Here are some records; return them all exactly.

• • • • • • •

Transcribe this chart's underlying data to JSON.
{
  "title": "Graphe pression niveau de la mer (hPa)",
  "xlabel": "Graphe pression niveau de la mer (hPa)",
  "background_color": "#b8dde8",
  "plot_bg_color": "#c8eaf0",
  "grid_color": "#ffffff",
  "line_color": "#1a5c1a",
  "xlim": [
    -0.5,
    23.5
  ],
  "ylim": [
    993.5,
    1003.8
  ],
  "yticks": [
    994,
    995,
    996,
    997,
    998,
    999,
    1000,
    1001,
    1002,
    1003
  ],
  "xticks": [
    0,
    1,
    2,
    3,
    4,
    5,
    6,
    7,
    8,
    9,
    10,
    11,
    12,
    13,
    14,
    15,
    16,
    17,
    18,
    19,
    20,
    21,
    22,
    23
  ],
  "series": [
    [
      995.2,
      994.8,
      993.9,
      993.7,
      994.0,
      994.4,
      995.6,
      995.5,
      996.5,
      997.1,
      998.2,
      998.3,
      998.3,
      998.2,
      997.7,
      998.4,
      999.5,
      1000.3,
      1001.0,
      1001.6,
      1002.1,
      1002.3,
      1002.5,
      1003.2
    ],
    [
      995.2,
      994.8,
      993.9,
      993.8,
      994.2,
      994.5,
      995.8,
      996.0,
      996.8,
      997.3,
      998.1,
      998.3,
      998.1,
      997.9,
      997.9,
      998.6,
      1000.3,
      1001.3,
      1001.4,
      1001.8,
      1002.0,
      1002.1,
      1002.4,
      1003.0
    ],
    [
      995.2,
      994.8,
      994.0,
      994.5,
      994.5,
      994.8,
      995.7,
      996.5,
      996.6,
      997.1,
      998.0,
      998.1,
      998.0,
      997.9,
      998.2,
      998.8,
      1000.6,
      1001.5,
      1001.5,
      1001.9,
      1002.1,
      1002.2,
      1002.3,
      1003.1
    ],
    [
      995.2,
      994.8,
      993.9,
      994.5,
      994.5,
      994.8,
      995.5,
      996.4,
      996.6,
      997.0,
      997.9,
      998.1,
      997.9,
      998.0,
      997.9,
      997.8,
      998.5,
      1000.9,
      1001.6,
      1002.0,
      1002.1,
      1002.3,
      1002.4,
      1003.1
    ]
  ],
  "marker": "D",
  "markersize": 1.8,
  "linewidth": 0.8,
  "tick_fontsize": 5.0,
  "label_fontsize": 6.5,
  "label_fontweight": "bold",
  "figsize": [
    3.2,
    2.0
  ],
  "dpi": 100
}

• • • • • • •

▸ **Output of the task**
Transcribe this chart's underlying data to JSON.
{
  "title": "Graphe pression niveau de la mer (hPa)",
  "xlabel": "Graphe pression niveau de la mer (hPa)",
  "background_color": "#b8dde8",
  "plot_bg_color": "#c8eaf0",
  "grid_color": "#ffffff",
  "line_color": "#1a5c1a",
  "xlim": [
    -0.5,
    23.5
  ],
  "ylim": [
    993.5,
    1003.8
  ],
  "yticks": [
    994,
    995,
    996,
    997,
    998,
    999,
    1000,
    1001,
    1002,
    1003
  ],
  "xticks": [
    0,
    1,
    2,
    3,
    4,
    5,
    6,
    7,
    8,
    9,
    10,
    11,
    12,
    13,
    14,
    15,
    16,
    17,
    18,
    19,
    20,
    21,
    22,
    23
  ],
  "series": [
    [
      995.2,
      994.8,
      993.9,
      993.7,
      994.0,
      994.4,
      995.6,
      995.5,
      996.5,
      997.1,
      998.2,
      998.3,
      998.3,
      998.2,
      997.7,
      998.4,
      999.5,
      1000.3,
      1001.0,
      1001.6,
      1002.1,
      1002.3,
      1002.5,
      1003.2
    ],
    [
      995.2,
      994.8,
      993.9,
      993.8,
      994.2,
      994.5,
      995.8,
      996.0,
      996.8,
      997.3,
      998.1,
      998.3,
      998.1,
      997.9,
      997.9,
      998.6,
      1000.3,
      1001.3,
      1001.4,
      1001.8,
      1002.0,
      1002.1,
      1002.4,
      1003.0
    ],
    [
      995.2,
      994.8,
      994.0,
      994.5,
      994.5,
      994.8,
      995.7,
      996.5,
      996.6,
      997.1,
      998.0,
      998.1,
      998.0,
      997.9,
      998.2,
      998.8,
      1000.6,
      1001.5,
      1001.5,
      1001.9,
      1002.1,
      1002.2,
      1002.3,
      1003.1
    ],
    [
      995.2,
      994.8,
      993.9,
      994.5,
      994.5,
      994.8,
      995.5,
      996.4,
      996.6,
      997.0,
      997.9,
      998.1,
      997.9,
      998.0,
      997.9,
      997.8,
      998.5,
      1000.9,
      1001.6,
      1002.0,
      1002.1,
      1002.3,
      1002.4,
      1003.1
    ]
  ],
  "marker": "D",
  "markersize": 1.8,
  "linewidth": 0.8,
  "tick_fontsize": 5.0,
  "label_fontsize": 6.5,
  "label_fontweight": "bold",
  "figsize": [
    3.2,
    2.0
  ],
  "dpi": 100
}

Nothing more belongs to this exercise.